→ **Written exercise**: Scan the entries and tally the lines that include the string "color". Reply with the figure alone.

→ **Dataset entries**:
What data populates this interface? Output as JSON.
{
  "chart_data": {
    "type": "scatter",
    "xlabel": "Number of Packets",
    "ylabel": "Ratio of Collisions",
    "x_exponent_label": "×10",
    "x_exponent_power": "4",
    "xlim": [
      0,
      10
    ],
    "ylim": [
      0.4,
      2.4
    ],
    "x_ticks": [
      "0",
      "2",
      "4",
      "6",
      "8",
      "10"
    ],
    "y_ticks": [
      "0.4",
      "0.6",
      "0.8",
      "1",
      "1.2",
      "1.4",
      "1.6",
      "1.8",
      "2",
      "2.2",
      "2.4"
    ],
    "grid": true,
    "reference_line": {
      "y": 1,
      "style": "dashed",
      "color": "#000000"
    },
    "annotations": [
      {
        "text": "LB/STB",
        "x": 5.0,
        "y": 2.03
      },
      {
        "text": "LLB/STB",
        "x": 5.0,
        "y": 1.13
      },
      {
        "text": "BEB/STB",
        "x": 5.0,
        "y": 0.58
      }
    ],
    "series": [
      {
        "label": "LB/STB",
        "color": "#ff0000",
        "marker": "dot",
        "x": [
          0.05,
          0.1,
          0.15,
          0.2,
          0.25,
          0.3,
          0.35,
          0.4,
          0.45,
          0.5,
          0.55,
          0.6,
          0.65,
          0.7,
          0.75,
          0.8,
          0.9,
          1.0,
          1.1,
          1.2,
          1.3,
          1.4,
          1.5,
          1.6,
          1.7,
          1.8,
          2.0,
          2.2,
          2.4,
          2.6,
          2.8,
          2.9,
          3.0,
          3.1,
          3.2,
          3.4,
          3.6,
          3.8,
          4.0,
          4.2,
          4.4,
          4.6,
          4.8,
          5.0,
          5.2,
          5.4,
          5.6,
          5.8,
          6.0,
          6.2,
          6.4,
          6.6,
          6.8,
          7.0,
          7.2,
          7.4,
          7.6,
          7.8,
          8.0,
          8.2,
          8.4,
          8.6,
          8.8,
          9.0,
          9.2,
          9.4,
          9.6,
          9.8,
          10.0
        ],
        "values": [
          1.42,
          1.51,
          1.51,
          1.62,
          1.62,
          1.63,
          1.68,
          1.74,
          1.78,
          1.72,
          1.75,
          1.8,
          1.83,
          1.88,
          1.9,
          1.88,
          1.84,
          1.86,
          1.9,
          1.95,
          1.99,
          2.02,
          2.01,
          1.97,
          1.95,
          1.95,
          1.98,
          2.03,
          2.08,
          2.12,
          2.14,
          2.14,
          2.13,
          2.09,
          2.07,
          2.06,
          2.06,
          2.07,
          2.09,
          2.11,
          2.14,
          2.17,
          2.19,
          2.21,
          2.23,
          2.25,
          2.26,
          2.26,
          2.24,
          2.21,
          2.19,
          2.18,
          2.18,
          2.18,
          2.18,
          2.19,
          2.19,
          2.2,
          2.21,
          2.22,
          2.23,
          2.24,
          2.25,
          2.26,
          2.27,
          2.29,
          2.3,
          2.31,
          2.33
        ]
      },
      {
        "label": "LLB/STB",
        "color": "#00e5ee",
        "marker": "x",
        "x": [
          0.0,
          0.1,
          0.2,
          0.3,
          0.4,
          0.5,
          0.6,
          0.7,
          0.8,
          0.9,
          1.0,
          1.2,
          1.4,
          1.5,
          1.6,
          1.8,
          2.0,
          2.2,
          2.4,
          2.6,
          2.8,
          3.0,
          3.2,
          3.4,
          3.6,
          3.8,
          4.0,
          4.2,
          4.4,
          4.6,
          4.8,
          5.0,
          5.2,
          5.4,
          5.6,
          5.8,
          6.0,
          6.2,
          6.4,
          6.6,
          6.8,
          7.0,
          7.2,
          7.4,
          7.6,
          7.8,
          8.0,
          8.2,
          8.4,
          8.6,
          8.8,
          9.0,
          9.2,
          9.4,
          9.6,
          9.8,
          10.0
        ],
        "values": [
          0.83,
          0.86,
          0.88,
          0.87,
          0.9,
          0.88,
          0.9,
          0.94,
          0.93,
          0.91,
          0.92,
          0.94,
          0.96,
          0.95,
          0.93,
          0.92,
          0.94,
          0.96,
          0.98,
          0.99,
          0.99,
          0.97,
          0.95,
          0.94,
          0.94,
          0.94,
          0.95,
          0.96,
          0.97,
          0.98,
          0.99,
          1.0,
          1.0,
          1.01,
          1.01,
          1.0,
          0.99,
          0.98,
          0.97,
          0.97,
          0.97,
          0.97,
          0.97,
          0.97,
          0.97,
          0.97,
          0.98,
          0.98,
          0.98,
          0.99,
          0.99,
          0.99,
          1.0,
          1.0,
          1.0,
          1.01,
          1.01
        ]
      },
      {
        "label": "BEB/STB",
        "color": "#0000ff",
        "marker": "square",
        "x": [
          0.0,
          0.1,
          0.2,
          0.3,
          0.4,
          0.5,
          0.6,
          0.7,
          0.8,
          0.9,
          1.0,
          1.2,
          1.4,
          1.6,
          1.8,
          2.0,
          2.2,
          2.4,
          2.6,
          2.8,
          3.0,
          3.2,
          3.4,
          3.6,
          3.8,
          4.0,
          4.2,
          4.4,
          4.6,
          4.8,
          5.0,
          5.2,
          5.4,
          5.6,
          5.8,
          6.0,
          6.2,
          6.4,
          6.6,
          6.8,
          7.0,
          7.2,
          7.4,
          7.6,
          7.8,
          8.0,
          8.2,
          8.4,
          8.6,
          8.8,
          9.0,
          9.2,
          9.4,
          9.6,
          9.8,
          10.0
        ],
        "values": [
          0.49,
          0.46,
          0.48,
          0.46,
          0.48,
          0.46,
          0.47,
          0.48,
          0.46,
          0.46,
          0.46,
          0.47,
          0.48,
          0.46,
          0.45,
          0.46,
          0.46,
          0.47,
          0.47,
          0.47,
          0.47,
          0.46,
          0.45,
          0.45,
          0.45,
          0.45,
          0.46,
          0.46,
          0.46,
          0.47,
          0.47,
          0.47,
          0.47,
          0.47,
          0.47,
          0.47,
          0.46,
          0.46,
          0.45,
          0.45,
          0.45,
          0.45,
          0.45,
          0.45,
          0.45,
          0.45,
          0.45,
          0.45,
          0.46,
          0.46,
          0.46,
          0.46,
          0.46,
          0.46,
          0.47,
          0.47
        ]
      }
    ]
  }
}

→ **Answer to the exercise**: 4